Do this =
Repeat verbatim the lines from the one containing "UI element localization: list" through the one containing "paragraph — [160, 127, 920, 334]", both included.

Supplied records =
>> start
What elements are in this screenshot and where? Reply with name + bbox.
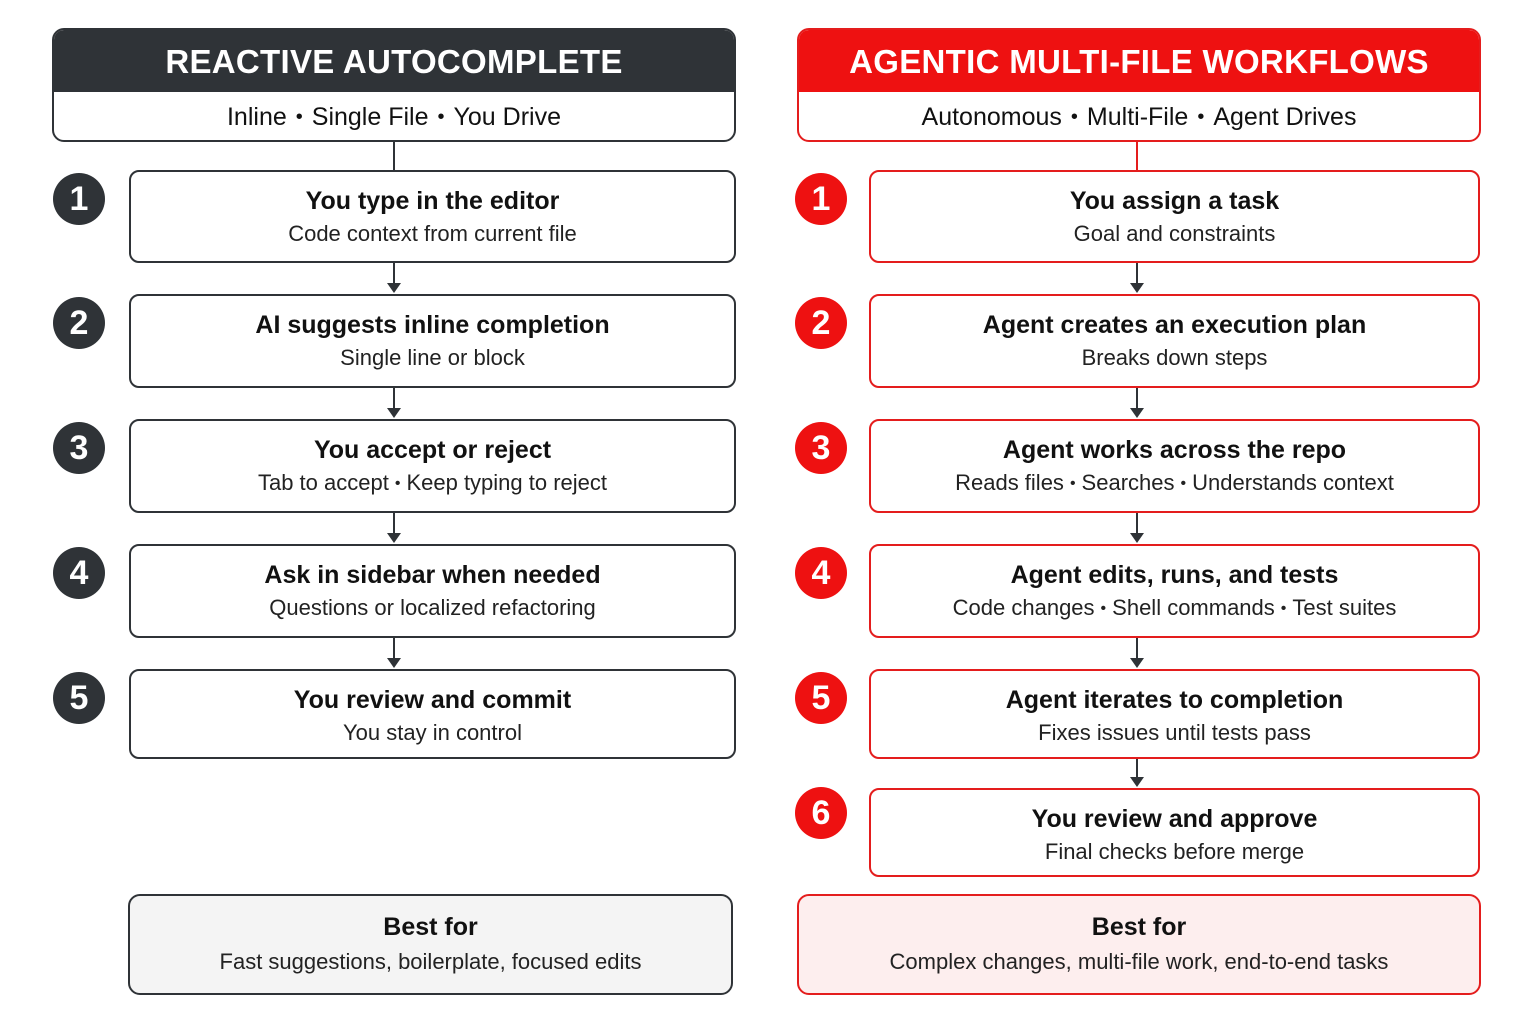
>> end
>> start
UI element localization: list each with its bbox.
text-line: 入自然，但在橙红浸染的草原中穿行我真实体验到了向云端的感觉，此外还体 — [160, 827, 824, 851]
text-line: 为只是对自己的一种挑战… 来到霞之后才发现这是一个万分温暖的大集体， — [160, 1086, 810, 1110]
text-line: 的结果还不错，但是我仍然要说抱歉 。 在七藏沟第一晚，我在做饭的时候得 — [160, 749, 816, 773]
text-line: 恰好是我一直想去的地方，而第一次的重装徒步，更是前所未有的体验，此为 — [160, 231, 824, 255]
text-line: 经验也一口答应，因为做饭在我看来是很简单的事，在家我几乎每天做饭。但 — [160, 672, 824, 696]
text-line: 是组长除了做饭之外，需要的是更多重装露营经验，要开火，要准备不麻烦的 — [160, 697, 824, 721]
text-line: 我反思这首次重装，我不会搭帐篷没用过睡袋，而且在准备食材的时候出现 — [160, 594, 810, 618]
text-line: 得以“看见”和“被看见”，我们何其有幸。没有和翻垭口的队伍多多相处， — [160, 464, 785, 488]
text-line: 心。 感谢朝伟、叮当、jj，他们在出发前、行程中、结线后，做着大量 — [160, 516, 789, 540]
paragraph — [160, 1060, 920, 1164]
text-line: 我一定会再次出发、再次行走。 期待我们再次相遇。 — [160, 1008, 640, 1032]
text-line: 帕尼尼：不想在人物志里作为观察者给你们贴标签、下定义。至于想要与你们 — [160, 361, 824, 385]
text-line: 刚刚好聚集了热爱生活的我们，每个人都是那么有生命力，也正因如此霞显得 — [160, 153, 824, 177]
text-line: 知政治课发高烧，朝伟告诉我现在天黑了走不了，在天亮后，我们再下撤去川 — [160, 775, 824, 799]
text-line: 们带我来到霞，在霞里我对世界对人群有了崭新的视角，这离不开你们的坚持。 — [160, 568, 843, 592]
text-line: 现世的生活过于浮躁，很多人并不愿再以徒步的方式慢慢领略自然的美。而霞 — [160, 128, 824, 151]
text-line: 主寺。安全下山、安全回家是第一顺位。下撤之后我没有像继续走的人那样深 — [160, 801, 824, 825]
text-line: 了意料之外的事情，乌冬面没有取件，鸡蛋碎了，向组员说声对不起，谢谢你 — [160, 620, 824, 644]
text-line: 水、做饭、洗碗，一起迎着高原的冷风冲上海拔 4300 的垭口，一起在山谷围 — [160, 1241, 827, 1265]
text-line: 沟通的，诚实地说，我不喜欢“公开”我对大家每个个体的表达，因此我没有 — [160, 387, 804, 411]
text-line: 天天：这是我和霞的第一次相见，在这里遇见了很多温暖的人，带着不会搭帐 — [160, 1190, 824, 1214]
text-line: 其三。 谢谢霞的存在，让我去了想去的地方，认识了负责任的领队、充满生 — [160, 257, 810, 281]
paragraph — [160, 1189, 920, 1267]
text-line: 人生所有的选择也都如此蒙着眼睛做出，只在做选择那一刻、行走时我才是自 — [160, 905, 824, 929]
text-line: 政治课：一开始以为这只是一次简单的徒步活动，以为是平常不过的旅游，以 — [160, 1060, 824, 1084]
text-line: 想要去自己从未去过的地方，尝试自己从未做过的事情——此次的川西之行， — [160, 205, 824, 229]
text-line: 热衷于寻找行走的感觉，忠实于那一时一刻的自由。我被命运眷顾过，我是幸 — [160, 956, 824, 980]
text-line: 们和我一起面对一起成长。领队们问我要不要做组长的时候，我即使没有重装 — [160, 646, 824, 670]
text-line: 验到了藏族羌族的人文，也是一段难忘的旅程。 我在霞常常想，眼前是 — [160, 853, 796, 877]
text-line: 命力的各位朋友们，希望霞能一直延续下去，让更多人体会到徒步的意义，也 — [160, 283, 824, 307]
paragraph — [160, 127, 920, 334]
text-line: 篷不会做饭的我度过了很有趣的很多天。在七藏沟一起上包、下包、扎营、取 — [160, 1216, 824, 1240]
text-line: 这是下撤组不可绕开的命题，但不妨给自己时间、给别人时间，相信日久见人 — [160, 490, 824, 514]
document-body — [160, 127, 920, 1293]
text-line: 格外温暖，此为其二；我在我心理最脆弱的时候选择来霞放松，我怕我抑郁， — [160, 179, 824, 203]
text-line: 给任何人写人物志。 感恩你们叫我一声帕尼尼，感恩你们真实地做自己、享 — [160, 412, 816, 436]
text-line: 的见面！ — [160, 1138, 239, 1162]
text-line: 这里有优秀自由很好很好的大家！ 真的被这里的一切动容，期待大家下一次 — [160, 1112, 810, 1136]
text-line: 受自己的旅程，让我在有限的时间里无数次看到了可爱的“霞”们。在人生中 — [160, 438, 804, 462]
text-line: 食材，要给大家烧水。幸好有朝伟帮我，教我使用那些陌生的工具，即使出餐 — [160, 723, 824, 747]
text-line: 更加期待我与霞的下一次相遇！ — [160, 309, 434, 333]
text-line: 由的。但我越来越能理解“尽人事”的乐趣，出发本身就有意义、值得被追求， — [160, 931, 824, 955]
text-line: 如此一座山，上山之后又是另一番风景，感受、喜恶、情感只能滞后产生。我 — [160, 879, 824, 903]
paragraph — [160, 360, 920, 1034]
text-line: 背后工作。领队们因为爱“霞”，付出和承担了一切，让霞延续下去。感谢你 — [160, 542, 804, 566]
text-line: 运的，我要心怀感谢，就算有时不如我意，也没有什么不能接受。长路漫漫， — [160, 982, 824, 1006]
>> end
Full answer =
UI element localization: list each with its bbox.
text-line: 入自然，但在橙红浸染的草原中穿行我真实体验到了向云端的感觉，此外还体 — [160, 827, 824, 851]
text-line: 为只是对自己的一种挑战… 来到霞之后才发现这是一个万分温暖的大集体， — [160, 1086, 810, 1110]
text-line: 的结果还不错，但是我仍然要说抱歉 。 在七藏沟第一晚，我在做饭的时候得 — [160, 749, 816, 773]
text-line: 恰好是我一直想去的地方，而第一次的重装徒步，更是前所未有的体验，此为 — [160, 231, 824, 255]
text-line: 经验也一口答应，因为做饭在我看来是很简单的事，在家我几乎每天做饭。但 — [160, 672, 824, 696]
text-line: 是组长除了做饭之外，需要的是更多重装露营经验，要开火，要准备不麻烦的 — [160, 697, 824, 721]
text-line: 我反思这首次重装，我不会搭帐篷没用过睡袋，而且在准备食材的时候出现 — [160, 594, 810, 618]
text-line: 得以“看见”和“被看见”，我们何其有幸。没有和翻垭口的队伍多多相处， — [160, 464, 785, 488]
text-line: 心。 感谢朝伟、叮当、jj，他们在出发前、行程中、结线后，做着大量 — [160, 516, 789, 540]
paragraph — [160, 1060, 920, 1164]
text-line: 我一定会再次出发、再次行走。 期待我们再次相遇。 — [160, 1008, 640, 1032]
text-line: 帕尼尼：不想在人物志里作为观察者给你们贴标签、下定义。至于想要与你们 — [160, 361, 824, 385]
text-line: 刚刚好聚集了热爱生活的我们，每个人都是那么有生命力，也正因如此霞显得 — [160, 153, 824, 177]
text-line: 知政治课发高烧，朝伟告诉我现在天黑了走不了，在天亮后，我们再下撤去川 — [160, 775, 824, 799]
text-line: 们带我来到霞，在霞里我对世界对人群有了崭新的视角，这离不开你们的坚持。 — [160, 568, 843, 592]
text-line: 现世的生活过于浮躁，很多人并不愿再以徒步的方式慢慢领略自然的美。而霞 — [160, 128, 824, 151]
text-line: 主寺。安全下山、安全回家是第一顺位。下撤之后我没有像继续走的人那样深 — [160, 801, 824, 825]
text-line: 了意料之外的事情，乌冬面没有取件，鸡蛋碎了，向组员说声对不起，谢谢你 — [160, 620, 824, 644]
text-line: 水、做饭、洗碗，一起迎着高原的冷风冲上海拔 4300 的垭口，一起在山谷围 — [160, 1241, 827, 1265]
text-line: 沟通的，诚实地说，我不喜欢“公开”我对大家每个个体的表达，因此我没有 — [160, 387, 804, 411]
text-line: 天天：这是我和霞的第一次相见，在这里遇见了很多温暖的人，带着不会搭帐 — [160, 1190, 824, 1214]
text-line: 其三。 谢谢霞的存在，让我去了想去的地方，认识了负责任的领队、充满生 — [160, 257, 810, 281]
paragraph — [160, 1189, 920, 1267]
text-line: 人生所有的选择也都如此蒙着眼睛做出，只在做选择那一刻、行走时我才是自 — [160, 905, 824, 929]
text-line: 政治课：一开始以为这只是一次简单的徒步活动，以为是平常不过的旅游，以 — [160, 1060, 824, 1084]
text-line: 想要去自己从未去过的地方，尝试自己从未做过的事情——此次的川西之行， — [160, 205, 824, 229]
text-line: 热衷于寻找行走的感觉，忠实于那一时一刻的自由。我被命运眷顾过，我是幸 — [160, 956, 824, 980]
text-line: 们和我一起面对一起成长。领队们问我要不要做组长的时候，我即使没有重装 — [160, 646, 824, 670]
text-line: 验到了藏族羌族的人文，也是一段难忘的旅程。 我在霞常常想，眼前是 — [160, 853, 796, 877]
text-line: 命力的各位朋友们，希望霞能一直延续下去，让更多人体会到徒步的意义，也 — [160, 283, 824, 307]
paragraph — [160, 127, 920, 334]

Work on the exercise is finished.